Filter this data down to the lines that hold "Give", and copy them.
--- begin SUPPLIED DATA ---
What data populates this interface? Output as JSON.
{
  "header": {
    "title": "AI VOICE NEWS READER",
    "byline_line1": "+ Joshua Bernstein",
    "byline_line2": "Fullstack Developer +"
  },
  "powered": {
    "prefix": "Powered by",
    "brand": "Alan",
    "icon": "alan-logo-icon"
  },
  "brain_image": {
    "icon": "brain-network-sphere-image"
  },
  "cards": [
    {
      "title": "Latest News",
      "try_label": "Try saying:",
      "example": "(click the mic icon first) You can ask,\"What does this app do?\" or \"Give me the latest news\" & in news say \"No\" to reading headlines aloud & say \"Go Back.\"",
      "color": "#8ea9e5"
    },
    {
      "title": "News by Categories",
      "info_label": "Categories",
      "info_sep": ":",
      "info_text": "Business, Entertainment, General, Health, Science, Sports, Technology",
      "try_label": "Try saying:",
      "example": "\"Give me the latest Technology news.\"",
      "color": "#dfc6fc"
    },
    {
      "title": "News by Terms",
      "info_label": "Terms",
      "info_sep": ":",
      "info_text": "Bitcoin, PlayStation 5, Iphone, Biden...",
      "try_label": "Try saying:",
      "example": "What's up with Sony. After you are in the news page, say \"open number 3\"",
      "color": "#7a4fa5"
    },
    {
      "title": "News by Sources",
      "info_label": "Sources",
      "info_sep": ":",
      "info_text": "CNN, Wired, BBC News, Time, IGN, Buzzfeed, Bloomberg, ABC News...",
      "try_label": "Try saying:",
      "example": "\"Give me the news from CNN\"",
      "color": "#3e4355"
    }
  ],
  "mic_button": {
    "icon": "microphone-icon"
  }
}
--- end SUPPLIED DATA ---
**FINAL RESULT**:
      "example": "(click the mic icon first) You can ask,\"What does this app do?\" or \"Give me the latest news\" & in news say \"No\" to reading headlines aloud & say \"Go Back.\"",
      "example": "\"Give me the latest Technology news.\"",
      "example": "\"Give me the news from CNN\"",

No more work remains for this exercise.